* Document section *
+ + + + +
No, I won’t give them the out. This isn’t them simply being outgunned on messaging or outmaneuvered by corporate interests.
Theirs is a story of objective dereliction of duty.
Previous generations leveraged the future of their descendants to improve their wealth and economic growth. Those same generations and wealthy twats are now vying for global control as right-wing governments take power.
Yeah, there was corporate propaganda at play. That does not negate the duty of the electorate to stay informed. They could have looked into it, but they didn’t because it was an inconvenient truth.
We’ve had strong indication that CO2 was going to fuck us since 1896 from research by Svante Arrhenius. And if you want to go waaaaayyy back, the idea that a small percentage of atmospheric gases could absorb infrared radiation was 1859 by John Tyndall. Oh, or maybe we can start the clock at 1824 when Joseph Fourier (yes that Fourier) first proposed the idea of greenhouse gases.
+ + + + +
* Work instructions *
A: Reproduce the passage of the post on climate responsibility starting with "Previous generations leveraged" and going on through "of greenhouse gases.".
B: Say whether each statement agrees with the post on climate responsibility, answering yes or no and quoting the words of the post that decide it.
(i) The post dates research by Svante Arrhenius to 1896.
(ii) The post credits John Tyndall with first proposing the idea of greenhouse gases.
(iii) The post denies that corporate propaganda played any part.
C: Continue the post on climate responsibility from where it stops.
+ + + + +
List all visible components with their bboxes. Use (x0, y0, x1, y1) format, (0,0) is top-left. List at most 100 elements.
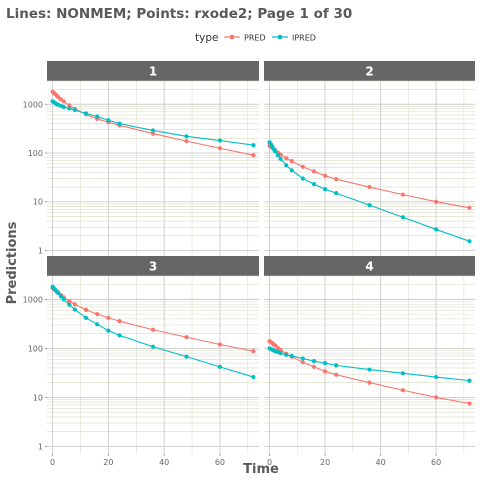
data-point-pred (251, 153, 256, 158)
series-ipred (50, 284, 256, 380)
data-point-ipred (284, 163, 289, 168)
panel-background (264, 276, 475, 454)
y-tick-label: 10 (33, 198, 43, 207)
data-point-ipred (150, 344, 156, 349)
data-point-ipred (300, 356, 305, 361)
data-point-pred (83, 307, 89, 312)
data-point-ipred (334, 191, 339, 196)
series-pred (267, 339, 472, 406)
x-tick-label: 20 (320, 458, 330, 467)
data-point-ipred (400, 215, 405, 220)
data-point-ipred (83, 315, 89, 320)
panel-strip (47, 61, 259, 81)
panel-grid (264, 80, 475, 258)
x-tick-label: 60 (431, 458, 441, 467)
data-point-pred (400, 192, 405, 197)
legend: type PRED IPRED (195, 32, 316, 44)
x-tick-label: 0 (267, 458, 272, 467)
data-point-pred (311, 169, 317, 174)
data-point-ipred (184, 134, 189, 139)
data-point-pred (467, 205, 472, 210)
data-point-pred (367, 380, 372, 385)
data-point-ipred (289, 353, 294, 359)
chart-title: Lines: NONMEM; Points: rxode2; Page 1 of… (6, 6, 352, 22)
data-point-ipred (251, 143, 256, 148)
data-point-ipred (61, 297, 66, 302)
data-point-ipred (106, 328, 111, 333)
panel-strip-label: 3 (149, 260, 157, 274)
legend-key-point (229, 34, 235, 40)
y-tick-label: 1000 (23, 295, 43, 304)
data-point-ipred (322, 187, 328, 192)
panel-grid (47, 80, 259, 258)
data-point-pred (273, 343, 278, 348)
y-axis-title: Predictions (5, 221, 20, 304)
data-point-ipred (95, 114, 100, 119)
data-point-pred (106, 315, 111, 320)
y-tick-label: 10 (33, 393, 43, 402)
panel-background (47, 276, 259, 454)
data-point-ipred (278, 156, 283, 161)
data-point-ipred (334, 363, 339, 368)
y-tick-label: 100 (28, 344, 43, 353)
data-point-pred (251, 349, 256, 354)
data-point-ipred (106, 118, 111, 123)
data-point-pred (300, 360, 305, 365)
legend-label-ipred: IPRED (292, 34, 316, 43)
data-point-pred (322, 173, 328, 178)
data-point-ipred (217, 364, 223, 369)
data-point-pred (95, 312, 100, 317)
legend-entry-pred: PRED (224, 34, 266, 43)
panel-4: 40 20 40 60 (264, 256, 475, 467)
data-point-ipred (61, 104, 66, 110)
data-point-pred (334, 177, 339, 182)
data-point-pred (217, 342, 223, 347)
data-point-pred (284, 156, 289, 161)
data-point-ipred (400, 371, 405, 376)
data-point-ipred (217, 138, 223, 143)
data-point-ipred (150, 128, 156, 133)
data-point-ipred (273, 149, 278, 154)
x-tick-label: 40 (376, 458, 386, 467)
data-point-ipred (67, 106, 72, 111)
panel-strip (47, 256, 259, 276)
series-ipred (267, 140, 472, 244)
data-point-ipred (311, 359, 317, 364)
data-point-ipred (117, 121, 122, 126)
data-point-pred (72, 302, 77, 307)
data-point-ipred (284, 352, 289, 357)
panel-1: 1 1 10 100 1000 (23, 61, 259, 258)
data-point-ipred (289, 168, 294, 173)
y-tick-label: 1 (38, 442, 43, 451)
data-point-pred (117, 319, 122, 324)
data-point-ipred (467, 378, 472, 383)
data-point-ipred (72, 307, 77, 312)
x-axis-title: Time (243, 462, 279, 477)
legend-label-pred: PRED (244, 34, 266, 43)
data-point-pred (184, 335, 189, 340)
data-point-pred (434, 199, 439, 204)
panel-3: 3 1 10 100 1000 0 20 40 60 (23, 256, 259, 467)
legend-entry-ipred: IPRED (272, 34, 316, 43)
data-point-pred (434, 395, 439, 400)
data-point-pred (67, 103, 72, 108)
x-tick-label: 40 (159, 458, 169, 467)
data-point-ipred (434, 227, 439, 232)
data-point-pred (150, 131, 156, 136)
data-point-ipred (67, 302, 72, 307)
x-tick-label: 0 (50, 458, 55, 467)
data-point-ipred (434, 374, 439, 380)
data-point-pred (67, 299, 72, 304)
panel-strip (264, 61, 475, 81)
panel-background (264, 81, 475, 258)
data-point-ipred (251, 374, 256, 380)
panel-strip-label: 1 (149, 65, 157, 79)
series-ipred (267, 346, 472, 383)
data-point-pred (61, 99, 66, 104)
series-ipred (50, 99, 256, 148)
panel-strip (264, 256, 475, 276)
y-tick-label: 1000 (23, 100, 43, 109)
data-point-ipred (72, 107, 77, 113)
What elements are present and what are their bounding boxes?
+ + + + +
* Responses by task *
A:
Previous generations leveraged the future of their descendants to improve their wealth and economic growth. Those same generations and wealthy twats are now vying for global control as right-wing governments take power.
Yeah, there was corporate propaganda at play. That does not negate the duty of the electorate to stay informed. They could have looked into it, but they didn’t because it was an inconvenient truth.
We’ve had strong indication that CO2 was going to fuck us since 1896 from research by Svante Arrhenius. And if you want to go waaaaayyy back, the idea that a small percentage of atmospheric gases could absorb infrared radiation was 1859 by John Tyndall. Oh, or maybe we can start the clock at 1824 when Joseph Fourier (yes that Fourier) first proposed the idea of greenhouse gases.

B:
(i) Yes: "since 1896 from research by Svante Arrhenius"
(ii) No: "1824 when Joseph Fourier (yes that Fourier) first proposed the idea of greenhouse gases"
(iii) No: "Yeah, there was corporate propaganda at play."

C:
So after 200 fucking years of knowing about this, we’ve still done fuck all.
So yes. Many of our parents were willfully ignorant and didn’t prioritize this issue because … The Mexicans are coming across the border and we can’t have that even if we’d really like to kick off a green energy revolution. AREGGHHHH! IF ONLY IT WEREN’T FOR THOSE DAMN ILLEGALS THEY WOULD’VE SOLVED THIS!
Previous generations leveraged the future of their descendants to improve their wealth and economic growth
Previous generations developed the industrial infrastructure that granted historic consumer surpluses (and waste), but vanishingly few of them reaped the full benefits.
This isn’t a problem of generation, its a problem of economic planning (or lack there of). The post-WW2 dedication to a fossil fuel economy was a military decision more than a civilian one. Capturing and holding large sources of fossil fuel made up the bedrock of the Cold War.
Blaming this decision on Meema and Pepe is ahistorical.
We’ve had strong indication that CO2 was going to fuck us since 1896 from research by Svante Arrhenius.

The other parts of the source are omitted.